[Stored items]
——

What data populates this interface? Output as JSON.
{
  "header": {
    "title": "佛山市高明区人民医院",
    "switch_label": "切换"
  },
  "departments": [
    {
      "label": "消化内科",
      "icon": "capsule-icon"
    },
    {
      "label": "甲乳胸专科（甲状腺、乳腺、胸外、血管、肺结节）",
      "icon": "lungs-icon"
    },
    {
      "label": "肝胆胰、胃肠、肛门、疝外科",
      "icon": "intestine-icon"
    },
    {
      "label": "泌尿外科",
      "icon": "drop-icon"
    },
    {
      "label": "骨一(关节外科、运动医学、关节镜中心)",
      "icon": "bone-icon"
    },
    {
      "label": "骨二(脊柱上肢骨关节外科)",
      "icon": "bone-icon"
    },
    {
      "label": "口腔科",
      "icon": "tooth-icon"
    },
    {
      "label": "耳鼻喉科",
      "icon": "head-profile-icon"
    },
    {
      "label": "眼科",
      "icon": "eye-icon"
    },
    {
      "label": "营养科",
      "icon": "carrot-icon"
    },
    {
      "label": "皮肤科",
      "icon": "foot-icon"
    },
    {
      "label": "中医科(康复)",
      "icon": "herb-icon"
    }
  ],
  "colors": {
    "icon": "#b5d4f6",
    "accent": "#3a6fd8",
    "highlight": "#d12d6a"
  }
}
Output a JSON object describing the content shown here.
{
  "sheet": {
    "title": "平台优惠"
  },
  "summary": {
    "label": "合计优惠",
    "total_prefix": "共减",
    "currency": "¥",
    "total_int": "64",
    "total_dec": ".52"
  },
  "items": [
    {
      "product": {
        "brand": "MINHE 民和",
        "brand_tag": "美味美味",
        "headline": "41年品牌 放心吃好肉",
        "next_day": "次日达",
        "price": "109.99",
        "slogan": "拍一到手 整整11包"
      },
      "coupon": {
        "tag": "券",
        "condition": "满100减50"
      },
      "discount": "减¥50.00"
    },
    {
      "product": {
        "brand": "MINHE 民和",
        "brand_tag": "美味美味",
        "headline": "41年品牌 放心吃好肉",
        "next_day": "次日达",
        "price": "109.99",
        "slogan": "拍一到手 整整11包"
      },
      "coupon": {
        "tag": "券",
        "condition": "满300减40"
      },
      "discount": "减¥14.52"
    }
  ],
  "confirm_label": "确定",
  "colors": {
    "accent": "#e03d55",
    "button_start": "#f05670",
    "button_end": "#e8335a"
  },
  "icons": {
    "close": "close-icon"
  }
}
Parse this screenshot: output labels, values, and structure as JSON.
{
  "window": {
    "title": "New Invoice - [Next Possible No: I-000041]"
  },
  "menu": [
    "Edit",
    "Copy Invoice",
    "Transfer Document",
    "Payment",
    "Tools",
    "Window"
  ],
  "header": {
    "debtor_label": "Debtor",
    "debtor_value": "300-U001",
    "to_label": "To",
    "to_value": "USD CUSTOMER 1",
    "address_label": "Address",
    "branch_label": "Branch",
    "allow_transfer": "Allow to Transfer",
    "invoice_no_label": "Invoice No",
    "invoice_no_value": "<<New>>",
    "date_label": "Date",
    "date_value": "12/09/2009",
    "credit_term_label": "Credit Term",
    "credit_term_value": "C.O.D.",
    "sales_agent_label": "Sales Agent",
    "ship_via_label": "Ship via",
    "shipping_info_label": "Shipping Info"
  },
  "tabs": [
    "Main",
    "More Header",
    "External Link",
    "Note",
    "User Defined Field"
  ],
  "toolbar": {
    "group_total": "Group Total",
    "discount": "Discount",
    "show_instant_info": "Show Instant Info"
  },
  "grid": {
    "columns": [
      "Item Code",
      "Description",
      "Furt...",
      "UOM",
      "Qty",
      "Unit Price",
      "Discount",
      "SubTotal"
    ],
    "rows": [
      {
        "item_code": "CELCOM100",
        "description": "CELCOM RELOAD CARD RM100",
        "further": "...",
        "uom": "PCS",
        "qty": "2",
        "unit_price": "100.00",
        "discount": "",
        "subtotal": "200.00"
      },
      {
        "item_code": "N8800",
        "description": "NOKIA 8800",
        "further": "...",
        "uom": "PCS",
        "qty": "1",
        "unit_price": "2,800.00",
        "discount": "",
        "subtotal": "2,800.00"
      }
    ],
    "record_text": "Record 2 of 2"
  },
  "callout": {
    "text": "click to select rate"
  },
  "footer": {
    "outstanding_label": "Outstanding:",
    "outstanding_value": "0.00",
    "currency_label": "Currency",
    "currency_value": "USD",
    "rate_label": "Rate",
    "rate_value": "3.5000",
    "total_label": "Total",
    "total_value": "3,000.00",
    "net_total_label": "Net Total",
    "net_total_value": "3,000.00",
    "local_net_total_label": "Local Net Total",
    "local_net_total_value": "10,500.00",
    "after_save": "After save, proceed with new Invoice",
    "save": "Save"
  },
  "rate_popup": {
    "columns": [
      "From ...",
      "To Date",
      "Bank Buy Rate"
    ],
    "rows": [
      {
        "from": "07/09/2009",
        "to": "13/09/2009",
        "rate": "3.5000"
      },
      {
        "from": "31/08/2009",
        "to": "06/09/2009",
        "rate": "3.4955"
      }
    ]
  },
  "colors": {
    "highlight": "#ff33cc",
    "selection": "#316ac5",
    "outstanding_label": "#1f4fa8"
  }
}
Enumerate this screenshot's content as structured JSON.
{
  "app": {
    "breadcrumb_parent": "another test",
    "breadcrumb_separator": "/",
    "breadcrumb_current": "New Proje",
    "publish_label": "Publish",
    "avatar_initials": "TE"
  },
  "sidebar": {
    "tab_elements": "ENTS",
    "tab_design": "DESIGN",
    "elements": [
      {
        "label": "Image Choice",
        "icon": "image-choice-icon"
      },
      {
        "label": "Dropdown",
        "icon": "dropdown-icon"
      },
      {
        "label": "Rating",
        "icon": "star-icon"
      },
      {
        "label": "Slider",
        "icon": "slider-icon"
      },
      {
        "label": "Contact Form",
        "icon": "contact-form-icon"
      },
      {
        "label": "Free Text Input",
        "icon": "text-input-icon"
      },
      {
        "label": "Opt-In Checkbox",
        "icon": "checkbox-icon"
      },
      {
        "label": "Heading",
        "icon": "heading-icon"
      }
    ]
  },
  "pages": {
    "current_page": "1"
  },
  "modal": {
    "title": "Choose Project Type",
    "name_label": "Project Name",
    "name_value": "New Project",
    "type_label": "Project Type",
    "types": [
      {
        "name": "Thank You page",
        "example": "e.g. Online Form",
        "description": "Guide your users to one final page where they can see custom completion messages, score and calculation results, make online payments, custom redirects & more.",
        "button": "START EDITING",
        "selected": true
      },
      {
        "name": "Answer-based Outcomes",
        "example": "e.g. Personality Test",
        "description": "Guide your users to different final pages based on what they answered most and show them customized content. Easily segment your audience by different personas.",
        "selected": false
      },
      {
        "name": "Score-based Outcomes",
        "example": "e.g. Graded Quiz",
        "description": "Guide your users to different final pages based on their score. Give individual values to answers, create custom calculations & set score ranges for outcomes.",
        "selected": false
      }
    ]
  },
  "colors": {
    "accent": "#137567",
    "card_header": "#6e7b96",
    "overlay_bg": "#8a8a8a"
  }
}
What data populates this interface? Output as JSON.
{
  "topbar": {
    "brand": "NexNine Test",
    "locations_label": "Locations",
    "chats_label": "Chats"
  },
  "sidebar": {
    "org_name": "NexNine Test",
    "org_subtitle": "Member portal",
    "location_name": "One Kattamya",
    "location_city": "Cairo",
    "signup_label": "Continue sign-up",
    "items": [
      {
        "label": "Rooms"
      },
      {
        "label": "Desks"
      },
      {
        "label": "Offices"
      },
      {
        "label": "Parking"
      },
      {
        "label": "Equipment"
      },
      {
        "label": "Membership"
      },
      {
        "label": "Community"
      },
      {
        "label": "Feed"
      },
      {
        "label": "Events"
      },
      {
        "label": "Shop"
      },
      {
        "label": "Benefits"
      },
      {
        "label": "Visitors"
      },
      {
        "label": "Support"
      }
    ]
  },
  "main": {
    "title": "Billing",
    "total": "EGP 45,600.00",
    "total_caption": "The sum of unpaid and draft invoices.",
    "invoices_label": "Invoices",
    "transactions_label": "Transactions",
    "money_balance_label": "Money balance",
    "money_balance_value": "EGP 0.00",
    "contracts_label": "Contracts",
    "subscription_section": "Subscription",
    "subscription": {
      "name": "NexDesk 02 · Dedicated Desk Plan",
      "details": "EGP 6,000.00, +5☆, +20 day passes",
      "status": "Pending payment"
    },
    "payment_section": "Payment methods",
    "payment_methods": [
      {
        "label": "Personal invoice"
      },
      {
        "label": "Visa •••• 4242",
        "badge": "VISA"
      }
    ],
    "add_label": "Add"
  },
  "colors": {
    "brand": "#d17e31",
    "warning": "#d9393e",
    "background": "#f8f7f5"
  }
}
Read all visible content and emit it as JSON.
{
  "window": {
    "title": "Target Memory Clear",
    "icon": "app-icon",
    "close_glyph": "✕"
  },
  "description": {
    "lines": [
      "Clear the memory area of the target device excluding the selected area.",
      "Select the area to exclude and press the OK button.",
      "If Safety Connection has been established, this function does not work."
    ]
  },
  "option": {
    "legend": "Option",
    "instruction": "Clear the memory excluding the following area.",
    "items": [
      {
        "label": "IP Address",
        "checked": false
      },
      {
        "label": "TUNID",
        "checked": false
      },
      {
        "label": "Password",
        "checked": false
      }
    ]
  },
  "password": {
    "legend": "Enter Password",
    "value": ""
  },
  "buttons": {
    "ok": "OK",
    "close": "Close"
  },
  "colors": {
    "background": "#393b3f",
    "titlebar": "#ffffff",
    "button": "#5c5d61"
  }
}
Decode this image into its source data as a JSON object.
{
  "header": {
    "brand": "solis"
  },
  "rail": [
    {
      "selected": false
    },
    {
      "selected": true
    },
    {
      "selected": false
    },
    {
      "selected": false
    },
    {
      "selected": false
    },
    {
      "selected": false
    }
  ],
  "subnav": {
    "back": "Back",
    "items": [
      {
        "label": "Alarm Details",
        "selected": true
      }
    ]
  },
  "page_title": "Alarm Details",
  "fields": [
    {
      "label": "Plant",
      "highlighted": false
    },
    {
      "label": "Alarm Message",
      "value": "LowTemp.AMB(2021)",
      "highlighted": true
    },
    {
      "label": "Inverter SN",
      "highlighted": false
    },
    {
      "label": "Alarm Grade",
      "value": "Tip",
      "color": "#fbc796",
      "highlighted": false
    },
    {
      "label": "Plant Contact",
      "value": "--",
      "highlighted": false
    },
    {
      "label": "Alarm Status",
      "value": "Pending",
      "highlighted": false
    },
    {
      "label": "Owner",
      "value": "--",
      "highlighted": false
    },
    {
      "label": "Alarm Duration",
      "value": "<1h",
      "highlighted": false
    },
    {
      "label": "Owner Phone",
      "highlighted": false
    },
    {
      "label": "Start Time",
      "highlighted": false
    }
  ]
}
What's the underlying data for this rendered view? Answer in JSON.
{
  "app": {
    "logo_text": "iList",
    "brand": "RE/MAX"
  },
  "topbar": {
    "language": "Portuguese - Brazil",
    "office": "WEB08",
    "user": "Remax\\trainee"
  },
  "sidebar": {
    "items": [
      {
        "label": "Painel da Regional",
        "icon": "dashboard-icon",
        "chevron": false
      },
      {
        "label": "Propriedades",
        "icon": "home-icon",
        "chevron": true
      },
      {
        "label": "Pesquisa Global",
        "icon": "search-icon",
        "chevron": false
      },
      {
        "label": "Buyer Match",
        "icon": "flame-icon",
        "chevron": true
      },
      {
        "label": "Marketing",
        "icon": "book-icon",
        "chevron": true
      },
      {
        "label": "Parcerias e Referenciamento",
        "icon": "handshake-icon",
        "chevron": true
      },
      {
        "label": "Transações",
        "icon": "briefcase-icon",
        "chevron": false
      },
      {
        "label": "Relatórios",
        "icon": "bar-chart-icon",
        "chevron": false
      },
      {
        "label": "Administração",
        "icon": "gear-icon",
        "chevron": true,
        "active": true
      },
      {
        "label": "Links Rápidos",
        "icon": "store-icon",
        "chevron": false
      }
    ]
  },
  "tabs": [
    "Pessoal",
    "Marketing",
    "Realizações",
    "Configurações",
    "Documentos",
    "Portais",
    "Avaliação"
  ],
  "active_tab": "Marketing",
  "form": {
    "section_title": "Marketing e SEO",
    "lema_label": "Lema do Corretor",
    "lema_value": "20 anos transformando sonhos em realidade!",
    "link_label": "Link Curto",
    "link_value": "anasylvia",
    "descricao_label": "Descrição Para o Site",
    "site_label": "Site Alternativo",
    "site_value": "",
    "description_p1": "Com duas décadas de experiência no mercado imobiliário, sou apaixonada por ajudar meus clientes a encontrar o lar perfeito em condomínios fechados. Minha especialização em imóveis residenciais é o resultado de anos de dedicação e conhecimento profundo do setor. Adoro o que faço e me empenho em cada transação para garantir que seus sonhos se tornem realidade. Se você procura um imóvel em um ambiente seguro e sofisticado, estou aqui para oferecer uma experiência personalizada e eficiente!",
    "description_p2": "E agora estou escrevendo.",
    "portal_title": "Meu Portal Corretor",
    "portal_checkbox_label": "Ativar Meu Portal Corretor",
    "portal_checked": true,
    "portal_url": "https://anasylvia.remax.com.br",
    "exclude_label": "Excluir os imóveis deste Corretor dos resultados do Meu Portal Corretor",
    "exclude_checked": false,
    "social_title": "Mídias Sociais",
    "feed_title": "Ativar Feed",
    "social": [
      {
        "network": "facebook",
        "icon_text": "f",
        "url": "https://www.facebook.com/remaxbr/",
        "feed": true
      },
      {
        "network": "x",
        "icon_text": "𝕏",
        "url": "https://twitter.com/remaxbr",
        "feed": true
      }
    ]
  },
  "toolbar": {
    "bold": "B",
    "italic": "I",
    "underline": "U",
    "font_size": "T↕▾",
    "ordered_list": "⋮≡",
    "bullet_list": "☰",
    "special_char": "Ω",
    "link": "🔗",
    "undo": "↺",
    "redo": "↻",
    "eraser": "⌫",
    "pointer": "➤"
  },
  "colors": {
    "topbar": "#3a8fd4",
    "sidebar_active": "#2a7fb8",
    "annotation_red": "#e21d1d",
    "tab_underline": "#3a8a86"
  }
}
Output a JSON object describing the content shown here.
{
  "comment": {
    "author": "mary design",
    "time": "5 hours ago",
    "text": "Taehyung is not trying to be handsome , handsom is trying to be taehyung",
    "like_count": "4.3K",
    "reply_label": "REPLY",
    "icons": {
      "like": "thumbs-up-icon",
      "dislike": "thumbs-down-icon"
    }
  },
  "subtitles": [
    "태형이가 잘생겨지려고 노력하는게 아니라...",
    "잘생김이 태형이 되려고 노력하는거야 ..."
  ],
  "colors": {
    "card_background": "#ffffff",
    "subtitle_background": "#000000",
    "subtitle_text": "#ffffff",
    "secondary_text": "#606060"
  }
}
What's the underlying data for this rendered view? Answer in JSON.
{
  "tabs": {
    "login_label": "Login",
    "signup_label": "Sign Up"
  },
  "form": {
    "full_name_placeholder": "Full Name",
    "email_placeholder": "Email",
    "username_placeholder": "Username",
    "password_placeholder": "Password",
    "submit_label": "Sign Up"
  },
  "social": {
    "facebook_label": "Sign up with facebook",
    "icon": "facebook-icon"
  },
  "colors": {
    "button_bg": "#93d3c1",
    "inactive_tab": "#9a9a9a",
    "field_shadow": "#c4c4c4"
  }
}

——

Copy every line of the data that holds the string "estou".

Complete output
    "description_p1": "Com duas décadas de experiência no mercado imobiliário, sou apaixonada por ajudar meus clientes a encontrar o lar perfeito em condomínios fechados. Minha especialização em imóveis residenciais é o resultado de anos de dedicação e conhecimento profundo do setor. Adoro o que faço e me empenho em cada transação para garantir que seus sonhos se tornem realidade. Se você procura um imóvel em um ambiente seguro e sofisticado, estou aqui para oferecer uma experiência personalizada e eficiente!",
    "description_p2": "E agora estou escrevendo.",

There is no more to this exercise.